--- start of Dataset rows ---

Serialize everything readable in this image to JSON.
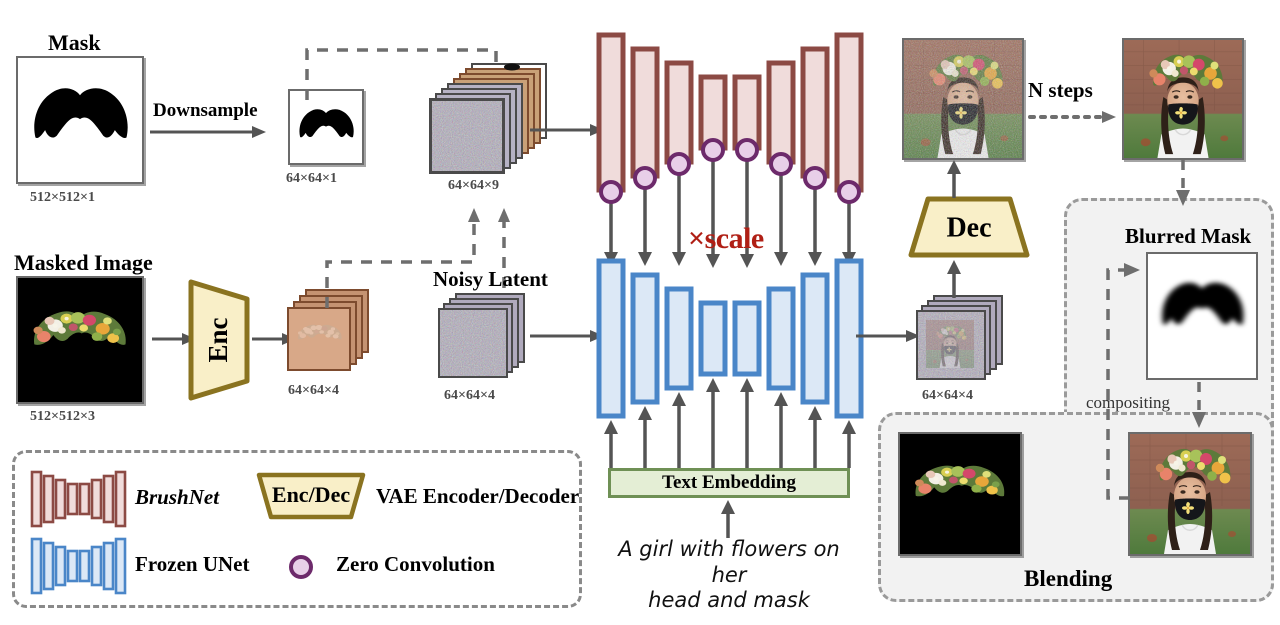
{
  "figure": {
    "title": "BrushNet inpainting pipeline diagram",
    "scale_label": "×scale",
    "accent_colors": {
      "brushnet_stroke": "#8c4a44",
      "brushnet_fill": "#f0dcdb",
      "unet_stroke": "#4a86c8",
      "unet_fill": "#dce8f6",
      "vae_stroke": "#8a7320",
      "vae_fill": "#f9efc8",
      "zeroconv_stroke": "#6d2a6b",
      "zeroconv_fill": "#e8cfe8",
      "text_embed_stroke": "#6f9055",
      "text_embed_fill": "#e4eed5",
      "scale_text": "#b01f15",
      "arrow": "#545454",
      "dash": "#6e6e6e",
      "group_fill": "#f2f2f2"
    }
  },
  "mask_branch": {
    "title": "Mask",
    "source_dim": "512×512×1",
    "downsample_label": "Downsample",
    "downsampled_dim": "64×64×1"
  },
  "masked_image_branch": {
    "title": "Masked Image",
    "source_dim": "512×512×3",
    "encoder_label": "Enc",
    "encoded_dim": "64×64×4"
  },
  "brushnet_input": {
    "dim": "64×64×9"
  },
  "noisy_latent": {
    "title": "Noisy Latent",
    "dim": "64×64×4"
  },
  "unet": {
    "brushnet_bar_heights": [
      158,
      131,
      105,
      77,
      77,
      105,
      131,
      158
    ],
    "unet_bar_heights": [
      158,
      131,
      105,
      77,
      77,
      105,
      131,
      158
    ],
    "zero_conv_count": 8
  },
  "text_conditioning": {
    "embedding_label": "Text Embedding",
    "prompt_line1": "A girl with flowers on her",
    "prompt_line2": "head and mask"
  },
  "decoder_branch": {
    "latent_dim": "64×64×4",
    "decoder_label": "Dec"
  },
  "diffusion": {
    "steps_label": "N steps"
  },
  "blending": {
    "group_label": "Blending",
    "blurred_mask_label": "Blurred Mask",
    "compositing_label": "compositing"
  },
  "legend": {
    "items": [
      {
        "key": "brushnet",
        "label": "BrushNet",
        "italic": true
      },
      {
        "key": "vae",
        "label": "VAE Encoder/Decoder",
        "swatch_text": "Enc/Dec",
        "italic": false
      },
      {
        "key": "frozen_unet",
        "label": "Frozen UNet",
        "italic": false
      },
      {
        "key": "zero_conv",
        "label": "Zero Convolution",
        "italic": false
      }
    ]
  }
}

--- end of Dataset rows ---

- **Problem to work on**
Write out the full set of lines verbatim, without the pictures.

- **Output for this task**
Serialize everything readable in this image to JSON.
{
  "figure": {
    "title": "BrushNet inpainting pipeline diagram",
    "scale_label": "×scale",
    "accent_colors": {
      "brushnet_stroke": "#8c4a44",
      "brushnet_fill": "#f0dcdb",
      "unet_stroke": "#4a86c8",
      "unet_fill": "#dce8f6",
      "vae_stroke": "#8a7320",
      "vae_fill": "#f9efc8",
      "zeroconv_stroke": "#6d2a6b",
      "zeroconv_fill": "#e8cfe8",
      "text_embed_stroke": "#6f9055",
      "text_embed_fill": "#e4eed5",
      "scale_text": "#b01f15",
      "arrow": "#545454",
      "dash": "#6e6e6e",
      "group_fill": "#f2f2f2"
    }
  },
  "mask_branch": {
    "title": "Mask",
    "source_dim": "512×512×1",
    "downsample_label": "Downsample",
    "downsampled_dim": "64×64×1"
  },
  "masked_image_branch": {
    "title": "Masked Image",
    "source_dim": "512×512×3",
    "encoder_label": "Enc",
    "encoded_dim": "64×64×4"
  },
  "brushnet_input": {
    "dim": "64×64×9"
  },
  "noisy_latent": {
    "title": "Noisy Latent",
    "dim": "64×64×4"
  },
  "unet": {
    "brushnet_bar_heights": [
      158,
      131,
      105,
      77,
      77,
      105,
      131,
      158
    ],
    "unet_bar_heights": [
      158,
      131,
      105,
      77,
      77,
      105,
      131,
      158
    ],
    "zero_conv_count": 8
  },
  "text_conditioning": {
    "embedding_label": "Text Embedding",
    "prompt_line1": "A girl with flowers on her",
    "prompt_line2": "head and mask"
  },
  "decoder_branch": {
    "latent_dim": "64×64×4",
    "decoder_label": "Dec"
  },
  "diffusion": {
    "steps_label": "N steps"
  },
  "blending": {
    "group_label": "Blending",
    "blurred_mask_label": "Blurred Mask",
    "compositing_label": "compositing"
  },
  "legend": {
    "items": [
      {
        "key": "brushnet",
        "label": "BrushNet",
        "italic": true
      },
      {
        "key": "vae",
        "label": "VAE Encoder/Decoder",
        "swatch_text": "Enc/Dec",
        "italic": false
      },
      {
        "key": "frozen_unet",
        "label": "Frozen UNet",
        "italic": false
      },
      {
        "key": "zero_conv",
        "label": "Zero Convolution",
        "italic": false
      }
    ]
  }
}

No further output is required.